→ What is needed
Quote every line as written. Omit pictures.

· · · ·

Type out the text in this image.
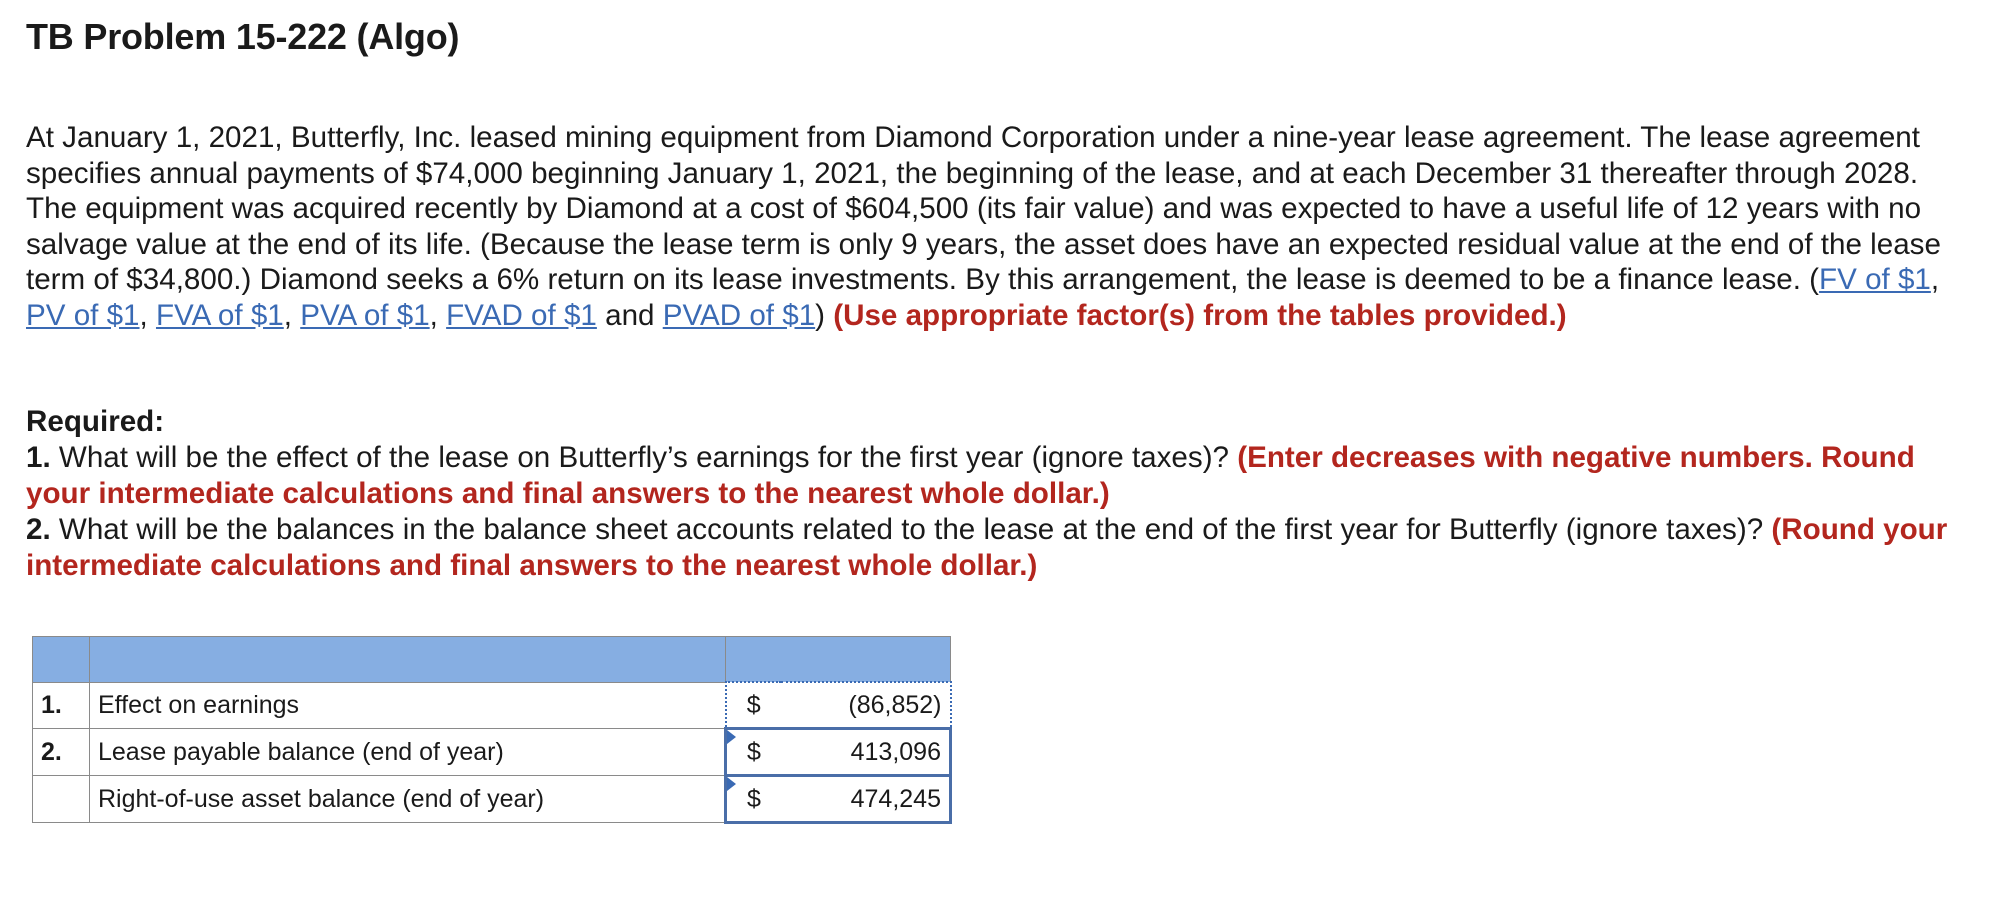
TB Problem 15-222 (Algo)

At January 1, 2021, Butterfly, Inc. leased mining equipment from Diamond Corporation under a nine-year lease agreement. The lease agreement specifies annual payments of $74,000 beginning January 1, 2021, the beginning of the lease, and at each December 31 thereafter through 2028. The equipment was acquired recently by Diamond at a cost of $604,500 (its fair value) and was expected to have a useful life of 12 years with no salvage value at the end of its life. (Because the lease term is only 9 years, the asset does have an expected residual value at the end of the lease term of $34,800.) Diamond seeks a 6% return on its lease investments. By this arrangement, the lease is deemed to be a finance lease. (FV of $1, PV of $1, FVA of $1, PVA of $1, FVAD of $1 and PVAD of $1) (Use appropriate factor(s) from the tables provided.)

Required:
1. What will be the effect of the lease on Butterfly’s earnings for the first year (ignore taxes)? (Enter decreases with negative numbers. Round your intermediate calculations and final answers to the nearest whole dollar.)
2. What will be the balances in the balance sheet accounts related to the lease at the end of the first year for Butterfly (ignore taxes)? (Round your intermediate calculations and final answers to the nearest whole dollar.)

1.	Effect on earnings	$	(86,852)
2.	Lease payable balance (end of year)	$	413,096
	Right-of-use asset balance (end of year)	$	474,245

· · · ·

→ Solution for this problem
Type out the text in this image.
TB Problem 15-222 (Algo)

At January 1, 2021, Butterfly, Inc. leased mining equipment from Diamond Corporation under a nine-year lease agreement. The lease agreement specifies annual payments of $74,000 beginning January 1, 2021, the beginning of the lease, and at each December 31 thereafter through 2028. The equipment was acquired recently by Diamond at a cost of $604,500 (its fair value) and was expected to have a useful life of 12 years with no salvage value at the end of its life. (Because the lease term is only 9 years, the asset does have an expected residual value at the end of the lease term of $34,800.) Diamond seeks a 6% return on its lease investments. By this arrangement, the lease is deemed to be a finance lease. (FV of $1, PV of $1, FVA of $1, PVA of $1, FVAD of $1 and PVAD of $1) (Use appropriate factor(s) from the tables provided.)

Required:
1. What will be the effect of the lease on Butterfly’s earnings for the first year (ignore taxes)? (Enter decreases with negative numbers. Round your intermediate calculations and final answers to the nearest whole dollar.)
2. What will be the balances in the balance sheet accounts related to the lease at the end of the first year for Butterfly (ignore taxes)? (Round your intermediate calculations and final answers to the nearest whole dollar.)

1.	Effect on earnings	$	(86,852)
2.	Lease payable balance (end of year)	$	413,096
	Right-of-use asset balance (end of year)	$	474,245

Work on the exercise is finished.